┌────────

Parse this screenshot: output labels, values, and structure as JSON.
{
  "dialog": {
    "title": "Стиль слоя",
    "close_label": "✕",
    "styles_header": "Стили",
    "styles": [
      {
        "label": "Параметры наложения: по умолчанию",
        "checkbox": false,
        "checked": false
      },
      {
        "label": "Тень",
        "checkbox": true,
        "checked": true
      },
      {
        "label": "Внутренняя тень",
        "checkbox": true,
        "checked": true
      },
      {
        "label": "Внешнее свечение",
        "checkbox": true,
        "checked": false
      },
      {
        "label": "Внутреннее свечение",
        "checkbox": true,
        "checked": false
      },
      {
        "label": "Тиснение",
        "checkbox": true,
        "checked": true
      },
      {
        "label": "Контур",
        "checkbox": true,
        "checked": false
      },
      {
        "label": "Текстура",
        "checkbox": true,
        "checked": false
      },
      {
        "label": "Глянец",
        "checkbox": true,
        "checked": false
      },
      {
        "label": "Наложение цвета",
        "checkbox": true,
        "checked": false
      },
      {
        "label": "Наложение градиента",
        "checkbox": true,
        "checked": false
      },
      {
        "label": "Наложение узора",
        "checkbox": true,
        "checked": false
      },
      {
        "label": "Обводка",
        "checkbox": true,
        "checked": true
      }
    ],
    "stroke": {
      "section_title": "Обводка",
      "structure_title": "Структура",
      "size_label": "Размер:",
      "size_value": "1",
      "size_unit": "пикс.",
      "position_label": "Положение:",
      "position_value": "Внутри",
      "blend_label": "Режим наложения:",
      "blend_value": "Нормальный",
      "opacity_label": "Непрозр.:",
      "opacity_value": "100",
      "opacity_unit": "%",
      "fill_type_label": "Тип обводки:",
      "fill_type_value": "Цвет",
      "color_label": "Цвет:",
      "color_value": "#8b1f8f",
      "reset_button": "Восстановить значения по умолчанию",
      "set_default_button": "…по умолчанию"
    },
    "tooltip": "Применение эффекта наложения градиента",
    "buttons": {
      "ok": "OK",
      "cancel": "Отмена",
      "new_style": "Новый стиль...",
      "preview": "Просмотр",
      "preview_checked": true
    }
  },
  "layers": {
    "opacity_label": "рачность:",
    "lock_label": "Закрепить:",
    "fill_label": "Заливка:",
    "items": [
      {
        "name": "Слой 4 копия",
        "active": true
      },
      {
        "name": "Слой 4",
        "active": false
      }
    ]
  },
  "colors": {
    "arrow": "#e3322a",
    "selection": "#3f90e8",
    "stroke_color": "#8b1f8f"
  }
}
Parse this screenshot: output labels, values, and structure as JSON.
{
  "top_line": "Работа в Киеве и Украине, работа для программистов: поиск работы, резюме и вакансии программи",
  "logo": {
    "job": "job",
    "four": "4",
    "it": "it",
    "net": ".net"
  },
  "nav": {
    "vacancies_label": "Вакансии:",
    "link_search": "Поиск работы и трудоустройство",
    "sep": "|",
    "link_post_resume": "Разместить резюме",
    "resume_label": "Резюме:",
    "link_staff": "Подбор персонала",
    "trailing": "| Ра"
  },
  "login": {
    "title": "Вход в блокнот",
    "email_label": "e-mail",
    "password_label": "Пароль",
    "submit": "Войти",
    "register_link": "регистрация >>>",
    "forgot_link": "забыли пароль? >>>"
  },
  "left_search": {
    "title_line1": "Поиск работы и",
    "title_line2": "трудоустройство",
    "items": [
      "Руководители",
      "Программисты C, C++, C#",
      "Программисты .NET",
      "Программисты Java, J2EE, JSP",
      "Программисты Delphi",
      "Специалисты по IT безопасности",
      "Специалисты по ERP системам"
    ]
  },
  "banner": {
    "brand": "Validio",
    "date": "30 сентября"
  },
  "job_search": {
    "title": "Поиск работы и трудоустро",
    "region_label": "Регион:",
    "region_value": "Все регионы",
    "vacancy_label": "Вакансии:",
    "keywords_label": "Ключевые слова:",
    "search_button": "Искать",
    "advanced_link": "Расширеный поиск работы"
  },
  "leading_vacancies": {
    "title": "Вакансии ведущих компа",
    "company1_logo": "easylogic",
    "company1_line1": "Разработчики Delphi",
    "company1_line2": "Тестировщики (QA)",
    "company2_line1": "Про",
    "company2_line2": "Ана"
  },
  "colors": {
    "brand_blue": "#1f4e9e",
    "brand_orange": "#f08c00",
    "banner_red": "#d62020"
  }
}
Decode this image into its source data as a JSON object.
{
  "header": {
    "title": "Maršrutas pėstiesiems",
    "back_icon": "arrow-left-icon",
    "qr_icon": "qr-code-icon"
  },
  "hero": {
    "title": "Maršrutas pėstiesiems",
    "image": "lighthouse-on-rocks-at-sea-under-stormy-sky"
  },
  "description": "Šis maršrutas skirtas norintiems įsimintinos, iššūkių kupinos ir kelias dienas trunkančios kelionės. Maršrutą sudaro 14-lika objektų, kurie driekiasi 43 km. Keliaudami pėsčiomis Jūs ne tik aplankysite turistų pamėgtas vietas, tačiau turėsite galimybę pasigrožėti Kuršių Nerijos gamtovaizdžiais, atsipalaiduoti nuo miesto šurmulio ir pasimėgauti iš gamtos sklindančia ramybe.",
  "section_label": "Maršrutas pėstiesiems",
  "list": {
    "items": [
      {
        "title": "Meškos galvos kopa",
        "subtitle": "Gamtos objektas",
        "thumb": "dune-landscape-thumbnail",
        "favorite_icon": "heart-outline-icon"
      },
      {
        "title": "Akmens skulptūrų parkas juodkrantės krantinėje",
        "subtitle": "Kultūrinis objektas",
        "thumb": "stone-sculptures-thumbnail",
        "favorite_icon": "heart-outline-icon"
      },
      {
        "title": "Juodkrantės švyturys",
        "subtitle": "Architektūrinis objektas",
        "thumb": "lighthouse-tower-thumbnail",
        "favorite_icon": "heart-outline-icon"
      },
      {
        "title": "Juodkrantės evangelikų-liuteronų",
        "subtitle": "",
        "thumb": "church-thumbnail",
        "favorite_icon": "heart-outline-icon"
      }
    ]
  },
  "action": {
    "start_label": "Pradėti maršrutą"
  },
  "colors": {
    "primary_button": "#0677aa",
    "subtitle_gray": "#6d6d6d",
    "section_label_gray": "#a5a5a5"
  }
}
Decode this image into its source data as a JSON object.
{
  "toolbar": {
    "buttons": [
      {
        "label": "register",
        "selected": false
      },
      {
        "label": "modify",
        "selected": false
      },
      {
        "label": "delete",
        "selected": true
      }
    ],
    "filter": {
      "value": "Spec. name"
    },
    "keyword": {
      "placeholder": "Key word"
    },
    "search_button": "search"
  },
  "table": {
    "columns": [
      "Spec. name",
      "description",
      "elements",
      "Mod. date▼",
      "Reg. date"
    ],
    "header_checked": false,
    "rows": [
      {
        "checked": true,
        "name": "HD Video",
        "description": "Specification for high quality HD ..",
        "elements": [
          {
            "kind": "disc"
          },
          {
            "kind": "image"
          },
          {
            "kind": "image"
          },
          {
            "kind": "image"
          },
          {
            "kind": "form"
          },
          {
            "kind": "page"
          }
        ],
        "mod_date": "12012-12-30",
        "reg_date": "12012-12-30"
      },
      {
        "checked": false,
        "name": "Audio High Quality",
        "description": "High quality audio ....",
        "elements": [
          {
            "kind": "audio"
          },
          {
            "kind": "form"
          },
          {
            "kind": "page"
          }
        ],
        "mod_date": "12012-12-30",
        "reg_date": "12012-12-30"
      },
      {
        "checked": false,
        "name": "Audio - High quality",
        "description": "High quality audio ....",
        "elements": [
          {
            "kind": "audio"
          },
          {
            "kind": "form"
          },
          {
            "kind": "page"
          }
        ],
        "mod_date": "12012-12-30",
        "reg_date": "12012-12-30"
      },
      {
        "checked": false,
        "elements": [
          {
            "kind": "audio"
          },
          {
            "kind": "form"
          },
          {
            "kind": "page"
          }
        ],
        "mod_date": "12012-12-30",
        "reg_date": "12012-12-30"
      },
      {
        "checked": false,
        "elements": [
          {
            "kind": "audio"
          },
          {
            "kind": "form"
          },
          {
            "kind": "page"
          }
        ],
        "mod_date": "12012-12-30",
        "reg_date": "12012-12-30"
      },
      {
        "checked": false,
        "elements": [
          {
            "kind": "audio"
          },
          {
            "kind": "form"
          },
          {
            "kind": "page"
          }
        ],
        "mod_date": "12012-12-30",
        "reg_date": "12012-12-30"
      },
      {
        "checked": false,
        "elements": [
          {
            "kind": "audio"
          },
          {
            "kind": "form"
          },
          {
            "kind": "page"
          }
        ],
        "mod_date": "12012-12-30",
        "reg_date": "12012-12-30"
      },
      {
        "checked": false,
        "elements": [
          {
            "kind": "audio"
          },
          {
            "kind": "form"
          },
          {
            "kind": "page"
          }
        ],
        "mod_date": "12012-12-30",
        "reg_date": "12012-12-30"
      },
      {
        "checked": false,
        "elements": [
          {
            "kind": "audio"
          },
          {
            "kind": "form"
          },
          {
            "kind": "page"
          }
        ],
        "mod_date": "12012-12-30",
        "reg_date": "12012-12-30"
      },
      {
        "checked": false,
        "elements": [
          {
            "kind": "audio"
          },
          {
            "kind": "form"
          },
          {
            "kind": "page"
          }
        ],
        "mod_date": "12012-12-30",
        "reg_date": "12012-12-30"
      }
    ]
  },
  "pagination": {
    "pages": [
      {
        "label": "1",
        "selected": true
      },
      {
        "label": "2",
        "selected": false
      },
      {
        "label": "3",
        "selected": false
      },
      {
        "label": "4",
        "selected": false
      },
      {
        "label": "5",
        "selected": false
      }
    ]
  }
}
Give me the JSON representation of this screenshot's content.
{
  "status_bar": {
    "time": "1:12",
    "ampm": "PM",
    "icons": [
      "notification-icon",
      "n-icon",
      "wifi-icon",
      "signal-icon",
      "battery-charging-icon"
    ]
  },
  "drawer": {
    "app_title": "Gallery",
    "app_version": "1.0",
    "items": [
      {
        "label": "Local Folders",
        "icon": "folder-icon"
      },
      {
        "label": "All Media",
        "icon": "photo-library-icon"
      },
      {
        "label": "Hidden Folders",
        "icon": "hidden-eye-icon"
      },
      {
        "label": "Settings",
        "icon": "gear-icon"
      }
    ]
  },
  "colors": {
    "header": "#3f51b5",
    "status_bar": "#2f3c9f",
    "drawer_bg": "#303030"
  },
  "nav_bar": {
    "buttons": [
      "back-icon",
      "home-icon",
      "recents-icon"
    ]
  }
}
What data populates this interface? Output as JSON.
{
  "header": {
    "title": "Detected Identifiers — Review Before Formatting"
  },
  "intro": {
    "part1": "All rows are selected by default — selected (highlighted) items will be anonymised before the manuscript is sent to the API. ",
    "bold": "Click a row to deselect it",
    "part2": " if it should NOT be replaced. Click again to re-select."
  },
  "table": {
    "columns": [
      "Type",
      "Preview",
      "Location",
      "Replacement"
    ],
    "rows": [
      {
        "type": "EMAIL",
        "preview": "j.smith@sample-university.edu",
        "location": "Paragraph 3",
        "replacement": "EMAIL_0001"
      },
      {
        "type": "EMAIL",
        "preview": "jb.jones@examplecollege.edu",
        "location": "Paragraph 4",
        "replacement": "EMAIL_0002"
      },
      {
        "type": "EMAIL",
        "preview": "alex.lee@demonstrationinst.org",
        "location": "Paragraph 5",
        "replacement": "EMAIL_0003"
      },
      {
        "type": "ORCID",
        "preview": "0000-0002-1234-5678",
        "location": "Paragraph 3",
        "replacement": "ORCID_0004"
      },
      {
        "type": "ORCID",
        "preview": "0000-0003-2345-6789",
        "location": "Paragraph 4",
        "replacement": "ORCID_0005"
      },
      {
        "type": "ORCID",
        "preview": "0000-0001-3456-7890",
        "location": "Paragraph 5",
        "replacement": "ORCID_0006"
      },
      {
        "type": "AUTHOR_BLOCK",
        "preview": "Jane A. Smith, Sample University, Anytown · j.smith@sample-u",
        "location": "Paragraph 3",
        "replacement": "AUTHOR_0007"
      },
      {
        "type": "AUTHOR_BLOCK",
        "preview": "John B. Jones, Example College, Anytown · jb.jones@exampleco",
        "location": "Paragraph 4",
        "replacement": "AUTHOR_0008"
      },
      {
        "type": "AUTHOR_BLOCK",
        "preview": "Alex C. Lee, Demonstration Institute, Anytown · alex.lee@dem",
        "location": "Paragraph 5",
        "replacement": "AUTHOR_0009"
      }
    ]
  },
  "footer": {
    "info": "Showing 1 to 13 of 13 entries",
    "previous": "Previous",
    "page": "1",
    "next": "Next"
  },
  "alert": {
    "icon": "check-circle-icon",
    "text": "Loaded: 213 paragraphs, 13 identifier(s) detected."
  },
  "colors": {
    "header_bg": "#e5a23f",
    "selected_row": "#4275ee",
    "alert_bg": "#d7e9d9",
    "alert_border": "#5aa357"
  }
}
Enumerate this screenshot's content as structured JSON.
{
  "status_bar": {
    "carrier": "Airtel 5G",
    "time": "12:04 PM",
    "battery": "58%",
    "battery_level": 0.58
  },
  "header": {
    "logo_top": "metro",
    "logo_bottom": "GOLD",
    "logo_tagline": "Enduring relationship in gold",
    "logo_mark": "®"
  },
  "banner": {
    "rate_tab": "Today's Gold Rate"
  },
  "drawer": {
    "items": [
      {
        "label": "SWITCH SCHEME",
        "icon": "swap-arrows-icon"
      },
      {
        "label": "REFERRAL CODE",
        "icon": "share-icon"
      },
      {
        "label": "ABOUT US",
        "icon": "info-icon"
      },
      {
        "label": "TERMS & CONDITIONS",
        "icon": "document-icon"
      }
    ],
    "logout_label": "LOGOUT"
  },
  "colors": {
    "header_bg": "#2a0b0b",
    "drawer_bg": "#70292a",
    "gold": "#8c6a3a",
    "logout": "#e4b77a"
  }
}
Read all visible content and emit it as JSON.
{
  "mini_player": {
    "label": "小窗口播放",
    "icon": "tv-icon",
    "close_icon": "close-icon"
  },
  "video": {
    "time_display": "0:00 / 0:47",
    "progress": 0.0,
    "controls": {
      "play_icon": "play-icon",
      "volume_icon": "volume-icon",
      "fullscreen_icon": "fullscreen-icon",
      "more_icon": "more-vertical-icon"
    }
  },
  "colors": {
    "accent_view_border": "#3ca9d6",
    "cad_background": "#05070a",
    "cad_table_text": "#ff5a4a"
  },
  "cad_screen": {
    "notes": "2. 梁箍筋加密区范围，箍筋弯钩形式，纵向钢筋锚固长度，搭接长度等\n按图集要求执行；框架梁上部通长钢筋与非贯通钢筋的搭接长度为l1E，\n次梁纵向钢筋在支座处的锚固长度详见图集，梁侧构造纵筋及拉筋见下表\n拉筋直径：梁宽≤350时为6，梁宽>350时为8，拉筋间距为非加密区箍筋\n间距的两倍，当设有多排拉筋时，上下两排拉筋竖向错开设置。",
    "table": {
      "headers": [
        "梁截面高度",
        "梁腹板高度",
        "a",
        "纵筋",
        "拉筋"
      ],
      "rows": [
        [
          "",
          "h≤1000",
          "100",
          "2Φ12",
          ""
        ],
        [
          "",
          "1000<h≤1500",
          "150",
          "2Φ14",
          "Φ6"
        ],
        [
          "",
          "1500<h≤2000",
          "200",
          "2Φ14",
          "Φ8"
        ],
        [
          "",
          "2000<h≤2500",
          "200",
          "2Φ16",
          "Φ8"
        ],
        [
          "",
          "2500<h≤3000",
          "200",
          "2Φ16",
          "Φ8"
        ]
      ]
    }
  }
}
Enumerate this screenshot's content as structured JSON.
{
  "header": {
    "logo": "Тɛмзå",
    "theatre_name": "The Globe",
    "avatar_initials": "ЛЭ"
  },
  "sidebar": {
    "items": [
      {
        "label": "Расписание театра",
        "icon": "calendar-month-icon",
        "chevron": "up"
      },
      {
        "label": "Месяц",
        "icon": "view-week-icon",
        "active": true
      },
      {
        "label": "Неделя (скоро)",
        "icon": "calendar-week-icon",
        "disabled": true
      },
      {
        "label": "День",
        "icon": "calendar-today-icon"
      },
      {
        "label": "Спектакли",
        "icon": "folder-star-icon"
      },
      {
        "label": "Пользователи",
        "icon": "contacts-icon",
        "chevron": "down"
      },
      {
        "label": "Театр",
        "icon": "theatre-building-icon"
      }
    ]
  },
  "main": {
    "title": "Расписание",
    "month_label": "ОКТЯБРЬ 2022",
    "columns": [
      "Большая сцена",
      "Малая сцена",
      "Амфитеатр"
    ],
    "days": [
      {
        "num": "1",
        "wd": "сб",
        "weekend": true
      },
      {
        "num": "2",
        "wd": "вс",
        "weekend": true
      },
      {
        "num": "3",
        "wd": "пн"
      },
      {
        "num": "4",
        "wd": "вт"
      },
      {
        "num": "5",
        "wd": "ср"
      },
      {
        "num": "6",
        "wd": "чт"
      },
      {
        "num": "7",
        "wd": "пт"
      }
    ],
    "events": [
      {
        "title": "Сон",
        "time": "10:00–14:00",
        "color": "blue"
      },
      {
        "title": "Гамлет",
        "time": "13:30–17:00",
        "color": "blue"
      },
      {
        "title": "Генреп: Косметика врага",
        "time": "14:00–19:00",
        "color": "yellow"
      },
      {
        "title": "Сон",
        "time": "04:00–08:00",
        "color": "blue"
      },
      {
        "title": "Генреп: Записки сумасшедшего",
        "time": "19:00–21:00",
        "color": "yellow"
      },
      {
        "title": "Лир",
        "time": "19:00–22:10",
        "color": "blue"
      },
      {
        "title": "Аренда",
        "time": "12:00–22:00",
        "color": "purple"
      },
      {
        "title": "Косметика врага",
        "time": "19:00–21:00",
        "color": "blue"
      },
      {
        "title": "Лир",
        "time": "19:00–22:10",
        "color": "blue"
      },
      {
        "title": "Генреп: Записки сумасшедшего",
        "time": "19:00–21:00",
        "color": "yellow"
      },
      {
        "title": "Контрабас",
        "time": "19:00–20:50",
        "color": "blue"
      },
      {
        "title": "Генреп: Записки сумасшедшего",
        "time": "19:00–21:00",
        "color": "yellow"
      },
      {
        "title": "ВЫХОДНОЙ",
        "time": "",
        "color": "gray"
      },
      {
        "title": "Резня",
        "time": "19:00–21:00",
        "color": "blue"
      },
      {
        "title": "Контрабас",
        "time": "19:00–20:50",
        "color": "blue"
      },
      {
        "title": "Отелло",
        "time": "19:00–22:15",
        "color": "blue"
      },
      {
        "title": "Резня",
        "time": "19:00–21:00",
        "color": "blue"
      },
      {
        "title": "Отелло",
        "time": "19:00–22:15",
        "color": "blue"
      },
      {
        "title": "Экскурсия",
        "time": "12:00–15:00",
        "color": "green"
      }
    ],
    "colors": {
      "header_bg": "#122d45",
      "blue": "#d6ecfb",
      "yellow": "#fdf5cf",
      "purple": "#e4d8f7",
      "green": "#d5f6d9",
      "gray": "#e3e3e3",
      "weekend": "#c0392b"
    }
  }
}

└────────

> [WHAT IS EXPECTED]:
Scan the listing above. Gather each line that contains the word "smith".

> [EXERCISE RESPONSE]:
        "preview": "j.smith@sample-university.edu",
        "preview": "Jane A. Smith, Sample University, Anytown · j.smith@sample-u",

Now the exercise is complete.